YOUR INSTRUCTIONS
Write the material out again exactly as it stands.

◇ ◇ ◇ ◇ ◇

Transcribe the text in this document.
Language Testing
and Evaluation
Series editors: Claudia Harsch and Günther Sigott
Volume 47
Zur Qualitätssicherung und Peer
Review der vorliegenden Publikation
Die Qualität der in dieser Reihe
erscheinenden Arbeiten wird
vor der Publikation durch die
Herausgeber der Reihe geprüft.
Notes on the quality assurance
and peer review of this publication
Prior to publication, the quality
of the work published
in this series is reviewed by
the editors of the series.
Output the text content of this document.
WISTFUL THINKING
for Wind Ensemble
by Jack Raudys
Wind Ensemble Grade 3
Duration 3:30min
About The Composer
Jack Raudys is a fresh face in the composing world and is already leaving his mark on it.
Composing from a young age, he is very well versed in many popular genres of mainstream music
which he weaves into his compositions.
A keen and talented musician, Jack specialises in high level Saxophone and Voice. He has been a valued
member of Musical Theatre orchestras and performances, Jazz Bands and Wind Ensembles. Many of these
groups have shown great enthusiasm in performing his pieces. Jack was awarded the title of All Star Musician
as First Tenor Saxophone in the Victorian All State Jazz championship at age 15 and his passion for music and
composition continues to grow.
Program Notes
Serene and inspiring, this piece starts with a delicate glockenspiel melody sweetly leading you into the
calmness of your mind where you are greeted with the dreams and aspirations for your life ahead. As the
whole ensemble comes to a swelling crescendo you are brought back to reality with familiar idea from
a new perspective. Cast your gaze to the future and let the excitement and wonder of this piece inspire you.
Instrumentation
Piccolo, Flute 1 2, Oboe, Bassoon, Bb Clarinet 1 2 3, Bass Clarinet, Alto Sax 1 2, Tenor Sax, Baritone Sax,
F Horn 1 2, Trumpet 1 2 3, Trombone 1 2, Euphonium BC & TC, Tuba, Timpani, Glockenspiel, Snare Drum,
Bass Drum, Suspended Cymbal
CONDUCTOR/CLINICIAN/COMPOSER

◇ ◇ ◇ ◇ ◇

TASK ANSWER
Transcribe the text in this document.
Language Testing
and Evaluation
Series editors: Claudia Harsch and Günther Sigott
Volume 47
Zur Qualitätssicherung und Peer
Review der vorliegenden Publikation
Die Qualität der in dieser Reihe
erscheinenden Arbeiten wird
vor der Publikation durch die
Herausgeber der Reihe geprüft.
Notes on the quality assurance
and peer review of this publication
Prior to publication, the quality
of the work published
in this series is reviewed by
the editors of the series.
Output the text content of this document.
WISTFUL THINKING
for Wind Ensemble
by Jack Raudys
Wind Ensemble Grade 3
Duration 3:30min
About The Composer
Jack Raudys is a fresh face in the composing world and is already leaving his mark on it.
Composing from a young age, he is very well versed in many popular genres of mainstream music
which he weaves into his compositions.
A keen and talented musician, Jack specialises in high level Saxophone and Voice. He has been a valued
member of Musical Theatre orchestras and performances, Jazz Bands and Wind Ensembles. Many of these
groups have shown great enthusiasm in performing his pieces. Jack was awarded the title of All Star Musician
as First Tenor Saxophone in the Victorian All State Jazz championship at age 15 and his passion for music and
composition continues to grow.
Program Notes
Serene and inspiring, this piece starts with a delicate glockenspiel melody sweetly leading you into the
calmness of your mind where you are greeted with the dreams and aspirations for your life ahead. As the
whole ensemble comes to a swelling crescendo you are brought back to reality with familiar idea from
a new perspective. Cast your gaze to the future and let the excitement and wonder of this piece inspire you.
Instrumentation
Piccolo, Flute 1 2, Oboe, Bassoon, Bb Clarinet 1 2 3, Bass Clarinet, Alto Sax 1 2, Tenor Sax, Baritone Sax,
F Horn 1 2, Trumpet 1 2 3, Trombone 1 2, Euphonium BC & TC, Tuba, Timpani, Glockenspiel, Snare Drum,
Bass Drum, Suspended Cymbal
CONDUCTOR/CLINICIAN/COMPOSER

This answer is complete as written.